## Begin

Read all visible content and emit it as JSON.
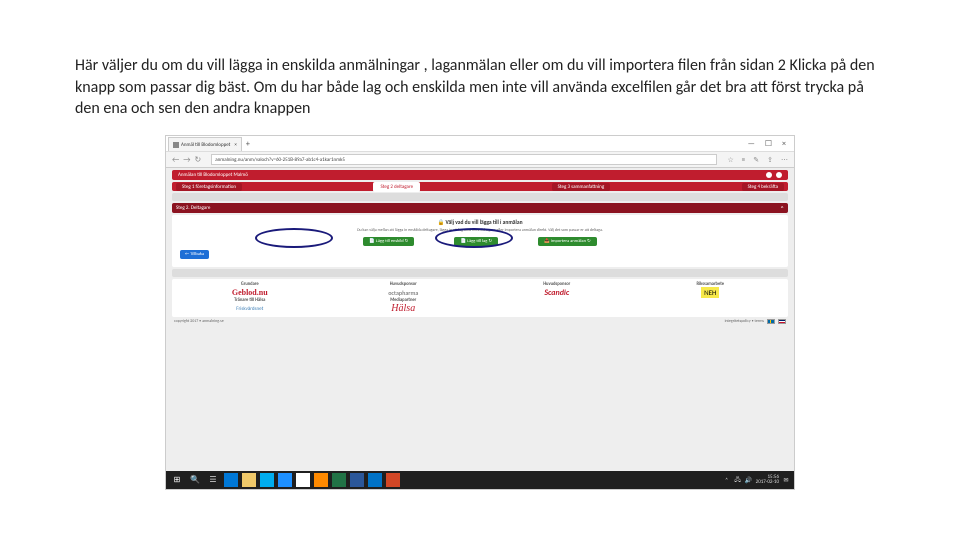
{
  "doc_paragraph": "Här väljer du om du vill lägga in enskilda anmälningar , laganmälan eller om du vill importera filen från sidan 2 Klicka på den knapp som passar dig bäst. Om du har både lag och enskilda men inte vill använda excelfilen går det bra att först trycka på den ena och sen den andra knappen",
  "browser": {
    "tab_title": "Anmäl till Blodomloppet",
    "tab_close": "×",
    "plus": "+",
    "win_min": "—",
    "win_max": "☐",
    "win_close": "×",
    "nav_back": "←",
    "nav_fwd": "→",
    "nav_reload": "↻",
    "url": "anmalning.nu/anm/valoch?v=60-251B-89a7-ab1c4-a1kar1nmk5",
    "icon_star": "☆",
    "icon_menu": "≡",
    "icon_note": "✎",
    "icon_share": "⇪",
    "icon_more": "⋯"
  },
  "page": {
    "band1_left": "Anmälan till Blodomloppet Malmö",
    "pill1": "Steg 1 företagsinformation",
    "pill2": "Steg 2 deltagare",
    "pill3": "Steg 3 sammanfattning",
    "pill4": "Steg 4 bekräfta",
    "step_row": "Steg 2. Deltagare",
    "card_title": "🔒 Välj vad du vill lägga till i anmälan",
    "card_desc": "Du kan välja mellan att lägga in enskilda deltagare, lägga in ett lag med flera deltagare eller importera anmälan direkt. Välj det som passar er att deltaga.",
    "btn_enskild": "📄 Lägg till enskild ↻",
    "btn_lag": "📄 Lägg till lag ↻",
    "btn_import": "📥 Importera anmälan ↻",
    "back_btn": "← Tillbaka"
  },
  "sponsors": {
    "cat1": "Grundare",
    "cat2": "Huvudsponsor",
    "cat3": "Huvudsponsor",
    "cat4": "Rikssamarbete",
    "geblod": "Geblod.nu",
    "octa": "octapharma",
    "scandic": "Scandic",
    "neh": "NEH",
    "cat5": "Tränare till Hälsa",
    "cat6": "Mediapartner",
    "frisk": "Friskvårdsnet",
    "halsa": "Hälsa",
    "footer_left": "copyright 2017 • anmalning.se",
    "footer_right": "integritetspolicy • terms"
  },
  "taskbar": {
    "time": "15:56",
    "date": "2017-02-10",
    "tray_up": "˄",
    "tray_net": "🖧",
    "tray_vol": "🔊",
    "tray_note": "✉"
  }
}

## End

Task ▸ Check each line of the records for "lägga" and copy the ones that contain it.

Problem solution ▸
  "doc_paragraph": "Här väljer du om du vill lägga in enskilda anmälningar , laganmälan eller om du vill importera filen från sidan 2 Klicka på den knapp som passar dig bäst. Om du har både lag och enskilda men inte vill använda excelfilen går det bra att först trycka på den ena och sen den andra knappen",
    "card_title": "🔒 Välj vad du vill lägga till i anmälan",
    "card_desc": "Du kan välja mellan att lägga in enskilda deltagare, lägga in ett lag med flera deltagare eller importera anmälan direkt. Välj det som passar er att deltaga.",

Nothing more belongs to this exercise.